AIM OF THE EXERCISE: Retype each entry below, keeping every character the same.

THE DATA:
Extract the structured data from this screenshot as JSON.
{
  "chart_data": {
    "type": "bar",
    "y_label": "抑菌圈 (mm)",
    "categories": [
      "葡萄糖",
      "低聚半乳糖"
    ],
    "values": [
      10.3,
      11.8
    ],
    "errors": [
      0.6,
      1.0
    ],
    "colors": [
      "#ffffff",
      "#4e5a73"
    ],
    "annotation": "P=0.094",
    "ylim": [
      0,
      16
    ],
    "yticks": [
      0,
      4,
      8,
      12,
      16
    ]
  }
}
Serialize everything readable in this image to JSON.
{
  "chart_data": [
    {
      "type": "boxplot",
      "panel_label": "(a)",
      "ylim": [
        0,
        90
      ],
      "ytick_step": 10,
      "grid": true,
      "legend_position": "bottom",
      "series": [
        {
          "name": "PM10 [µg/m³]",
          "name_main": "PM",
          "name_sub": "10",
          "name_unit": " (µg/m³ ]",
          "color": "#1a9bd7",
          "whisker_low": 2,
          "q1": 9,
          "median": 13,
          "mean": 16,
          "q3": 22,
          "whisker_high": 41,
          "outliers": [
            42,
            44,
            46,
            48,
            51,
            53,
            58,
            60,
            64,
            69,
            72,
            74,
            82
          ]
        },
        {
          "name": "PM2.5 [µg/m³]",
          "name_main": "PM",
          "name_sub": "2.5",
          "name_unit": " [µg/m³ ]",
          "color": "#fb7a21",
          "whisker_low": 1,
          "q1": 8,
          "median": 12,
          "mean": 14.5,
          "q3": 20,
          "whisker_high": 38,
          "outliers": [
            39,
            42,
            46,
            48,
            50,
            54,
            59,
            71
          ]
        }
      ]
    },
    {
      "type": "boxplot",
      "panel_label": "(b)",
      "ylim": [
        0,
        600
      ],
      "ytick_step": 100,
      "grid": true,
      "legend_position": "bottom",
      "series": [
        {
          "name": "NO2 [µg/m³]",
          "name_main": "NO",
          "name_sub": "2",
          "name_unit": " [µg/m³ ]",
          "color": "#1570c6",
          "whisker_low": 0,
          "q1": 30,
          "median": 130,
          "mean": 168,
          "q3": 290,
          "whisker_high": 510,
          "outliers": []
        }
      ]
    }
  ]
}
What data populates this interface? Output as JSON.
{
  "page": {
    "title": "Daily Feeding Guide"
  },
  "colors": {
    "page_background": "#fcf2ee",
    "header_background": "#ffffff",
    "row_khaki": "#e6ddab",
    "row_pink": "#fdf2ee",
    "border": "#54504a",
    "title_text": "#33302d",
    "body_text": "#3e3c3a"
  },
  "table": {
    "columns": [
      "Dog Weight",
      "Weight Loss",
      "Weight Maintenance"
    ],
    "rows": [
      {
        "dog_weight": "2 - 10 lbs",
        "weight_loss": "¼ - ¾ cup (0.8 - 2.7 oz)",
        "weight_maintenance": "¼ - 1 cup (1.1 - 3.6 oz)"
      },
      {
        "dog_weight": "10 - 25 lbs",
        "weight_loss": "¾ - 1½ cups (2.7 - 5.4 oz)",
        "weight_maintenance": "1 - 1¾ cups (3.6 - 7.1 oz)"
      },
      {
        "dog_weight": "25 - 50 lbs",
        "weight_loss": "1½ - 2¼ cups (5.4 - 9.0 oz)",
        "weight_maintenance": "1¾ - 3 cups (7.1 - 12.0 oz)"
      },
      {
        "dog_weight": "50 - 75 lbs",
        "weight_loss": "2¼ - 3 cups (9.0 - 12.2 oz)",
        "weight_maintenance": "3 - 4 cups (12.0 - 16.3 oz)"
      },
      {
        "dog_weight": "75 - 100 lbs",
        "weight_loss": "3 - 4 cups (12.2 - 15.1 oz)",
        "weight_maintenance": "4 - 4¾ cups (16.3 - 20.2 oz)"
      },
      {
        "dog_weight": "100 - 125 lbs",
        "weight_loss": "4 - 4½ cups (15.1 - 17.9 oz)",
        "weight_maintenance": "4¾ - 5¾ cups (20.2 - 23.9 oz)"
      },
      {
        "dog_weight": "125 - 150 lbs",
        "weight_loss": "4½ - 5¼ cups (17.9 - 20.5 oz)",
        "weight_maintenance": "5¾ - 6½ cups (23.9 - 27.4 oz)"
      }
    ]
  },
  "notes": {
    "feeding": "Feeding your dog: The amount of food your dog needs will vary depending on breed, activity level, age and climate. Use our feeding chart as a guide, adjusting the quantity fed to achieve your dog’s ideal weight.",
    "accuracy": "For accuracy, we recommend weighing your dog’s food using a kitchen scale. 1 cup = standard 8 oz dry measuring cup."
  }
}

ANSWER TO THE TASK:
Extract the structured data from this screenshot as JSON.
{
  "chart_data": {
    "type": "bar",
    "y_label": "抑菌圈 (mm)",
    "categories": [
      "葡萄糖",
      "低聚半乳糖"
    ],
    "values": [
      10.3,
      11.8
    ],
    "errors": [
      0.6,
      1.0
    ],
    "colors": [
      "#ffffff",
      "#4e5a73"
    ],
    "annotation": "P=0.094",
    "ylim": [
      0,
      16
    ],
    "yticks": [
      0,
      4,
      8,
      12,
      16
    ]
  }
}
Serialize everything readable in this image to JSON.
{
  "chart_data": [
    {
      "type": "boxplot",
      "panel_label": "(a)",
      "ylim": [
        0,
        90
      ],
      "ytick_step": 10,
      "grid": true,
      "legend_position": "bottom",
      "series": [
        {
          "name": "PM10 [µg/m³]",
          "name_main": "PM",
          "name_sub": "10",
          "name_unit": " (µg/m³ ]",
          "color": "#1a9bd7",
          "whisker_low": 2,
          "q1": 9,
          "median": 13,
          "mean": 16,
          "q3": 22,
          "whisker_high": 41,
          "outliers": [
            42,
            44,
            46,
            48,
            51,
            53,
            58,
            60,
            64,
            69,
            72,
            74,
            82
          ]
        },
        {
          "name": "PM2.5 [µg/m³]",
          "name_main": "PM",
          "name_sub": "2.5",
          "name_unit": " [µg/m³ ]",
          "color": "#fb7a21",
          "whisker_low": 1,
          "q1": 8,
          "median": 12,
          "mean": 14.5,
          "q3": 20,
          "whisker_high": 38,
          "outliers": [
            39,
            42,
            46,
            48,
            50,
            54,
            59,
            71
          ]
        }
      ]
    },
    {
      "type": "boxplot",
      "panel_label": "(b)",
      "ylim": [
        0,
        600
      ],
      "ytick_step": 100,
      "grid": true,
      "legend_position": "bottom",
      "series": [
        {
          "name": "NO2 [µg/m³]",
          "name_main": "NO",
          "name_sub": "2",
          "name_unit": " [µg/m³ ]",
          "color": "#1570c6",
          "whisker_low": 0,
          "q1": 30,
          "median": 130,
          "mean": 168,
          "q3": 290,
          "whisker_high": 510,
          "outliers": []
        }
      ]
    }
  ]
}
What data populates this interface? Output as JSON.
{
  "page": {
    "title": "Daily Feeding Guide"
  },
  "colors": {
    "page_background": "#fcf2ee",
    "header_background": "#ffffff",
    "row_khaki": "#e6ddab",
    "row_pink": "#fdf2ee",
    "border": "#54504a",
    "title_text": "#33302d",
    "body_text": "#3e3c3a"
  },
  "table": {
    "columns": [
      "Dog Weight",
      "Weight Loss",
      "Weight Maintenance"
    ],
    "rows": [
      {
        "dog_weight": "2 - 10 lbs",
        "weight_loss": "¼ - ¾ cup (0.8 - 2.7 oz)",
        "weight_maintenance": "¼ - 1 cup (1.1 - 3.6 oz)"
      },
      {
        "dog_weight": "10 - 25 lbs",
        "weight_loss": "¾ - 1½ cups (2.7 - 5.4 oz)",
        "weight_maintenance": "1 - 1¾ cups (3.6 - 7.1 oz)"
      },
      {
        "dog_weight": "25 - 50 lbs",
        "weight_loss": "1½ - 2¼ cups (5.4 - 9.0 oz)",
        "weight_maintenance": "1¾ - 3 cups (7.1 - 12.0 oz)"
      },
      {
        "dog_weight": "50 - 75 lbs",
        "weight_loss": "2¼ - 3 cups (9.0 - 12.2 oz)",
        "weight_maintenance": "3 - 4 cups (12.0 - 16.3 oz)"
      },
      {
        "dog_weight": "75 - 100 lbs",
        "weight_loss": "3 - 4 cups (12.2 - 15.1 oz)",
        "weight_maintenance": "4 - 4¾ cups (16.3 - 20.2 oz)"
      },
      {
        "dog_weight": "100 - 125 lbs",
        "weight_loss": "4 - 4½ cups (15.1 - 17.9 oz)",
        "weight_maintenance": "4¾ - 5¾ cups (20.2 - 23.9 oz)"
      },
      {
        "dog_weight": "125 - 150 lbs",
        "weight_loss": "4½ - 5¼ cups (17.9 - 20.5 oz)",
        "weight_maintenance": "5¾ - 6½ cups (23.9 - 27.4 oz)"
      }
    ]
  },
  "notes": {
    "feeding": "Feeding your dog: The amount of food your dog needs will vary depending on breed, activity level, age and climate. Use our feeding chart as a guide, adjusting the quantity fed to achieve your dog’s ideal weight.",
    "accuracy": "For accuracy, we recommend weighing your dog’s food using a kitchen scale. 1 cup = standard 8 oz dry measuring cup."
  }
}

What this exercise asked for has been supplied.